3) What draws you to the supernatural? Did you have any paranormal experiences you'd be comfortable in sharing?
Never had any kind of paranormal experiences, besides waking up from a horrible nightmare and thinking Satan was in my room. But that was just the fear taking me over. I think. I'm attracted to it because it allows us filmmakers and writers to explore really dark human issues and package them in a more palatable form--a horror movie.
4) What scares you?
EVERYTHING. I'm a real chicken shit. My mother was really protective of me and used the age-old technique of the boogey man (but the Cuban version) to sometimes scare me into submission. Sounds a lot worse than it was (she was a damn good mom), but she definitely cultivated this idea of something being out there, beyond my window, behind the trees--in the darkness. So I scare myself even in my own house. Always think that something's going to pop out at me or look through a window.
Creeping myself out now.

**GOAL 1:**
Answer these questions about the interview on horror and the supernatural:
(a) After waking from a horrible nightmare, who did the speaker think was in the room?
(b) Which version of the boogey man did the speaker's mother use?
(c) In what more palatable form does the speaker say dark human issues can be packaged?
The interview above and the records that come after it are unrelated material.

**ROWS:**

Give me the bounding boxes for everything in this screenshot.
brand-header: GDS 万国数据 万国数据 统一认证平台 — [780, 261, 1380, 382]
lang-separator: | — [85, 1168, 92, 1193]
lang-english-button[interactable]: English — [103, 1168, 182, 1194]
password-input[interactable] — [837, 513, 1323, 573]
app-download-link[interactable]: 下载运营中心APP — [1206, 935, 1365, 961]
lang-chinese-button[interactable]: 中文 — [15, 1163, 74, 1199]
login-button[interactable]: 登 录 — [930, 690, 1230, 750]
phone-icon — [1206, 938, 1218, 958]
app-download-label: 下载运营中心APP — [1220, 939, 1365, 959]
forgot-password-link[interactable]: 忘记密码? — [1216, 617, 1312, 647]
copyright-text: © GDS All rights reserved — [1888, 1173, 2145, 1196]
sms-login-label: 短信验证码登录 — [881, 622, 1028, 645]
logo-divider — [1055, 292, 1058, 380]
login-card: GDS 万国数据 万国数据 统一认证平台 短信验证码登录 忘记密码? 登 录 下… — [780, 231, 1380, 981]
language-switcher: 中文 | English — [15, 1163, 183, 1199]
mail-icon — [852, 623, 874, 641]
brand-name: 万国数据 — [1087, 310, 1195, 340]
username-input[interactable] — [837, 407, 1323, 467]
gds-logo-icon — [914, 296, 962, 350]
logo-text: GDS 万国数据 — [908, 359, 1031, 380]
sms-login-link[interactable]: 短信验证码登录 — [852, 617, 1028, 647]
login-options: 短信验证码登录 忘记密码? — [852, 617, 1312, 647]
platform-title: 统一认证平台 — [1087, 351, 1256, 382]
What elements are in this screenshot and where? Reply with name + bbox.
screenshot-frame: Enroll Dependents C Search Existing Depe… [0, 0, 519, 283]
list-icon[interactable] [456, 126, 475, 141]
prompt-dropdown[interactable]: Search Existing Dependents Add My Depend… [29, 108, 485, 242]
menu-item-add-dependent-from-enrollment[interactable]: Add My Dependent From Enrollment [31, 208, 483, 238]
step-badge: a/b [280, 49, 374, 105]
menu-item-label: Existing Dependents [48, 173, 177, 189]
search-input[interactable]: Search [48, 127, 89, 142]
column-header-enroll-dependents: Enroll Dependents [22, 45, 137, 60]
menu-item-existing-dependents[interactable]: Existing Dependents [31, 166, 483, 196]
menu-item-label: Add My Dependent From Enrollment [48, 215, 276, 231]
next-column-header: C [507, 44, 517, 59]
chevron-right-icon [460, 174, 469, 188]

**GOAL 2:** In the records, rewrite the stretch from the start through the line containing "password-input[interactable] — [837, 513, 1323, 573]", switching "bounding boxes" to "coordinates" and keeping everything else the same.

**FULL ANSWER 1:**
(a) Satan
(b) The Cuban version
(c) A horror movie

**FULL ANSWER 2:**
Give me the coordinates for everything in this screenshot.
brand-header: GDS 万国数据 万国数据 统一认证平台 — [780, 261, 1380, 382]
lang-separator: | — [85, 1168, 92, 1193]
lang-english-button[interactable]: English — [103, 1168, 182, 1194]
password-input[interactable] — [837, 513, 1323, 573]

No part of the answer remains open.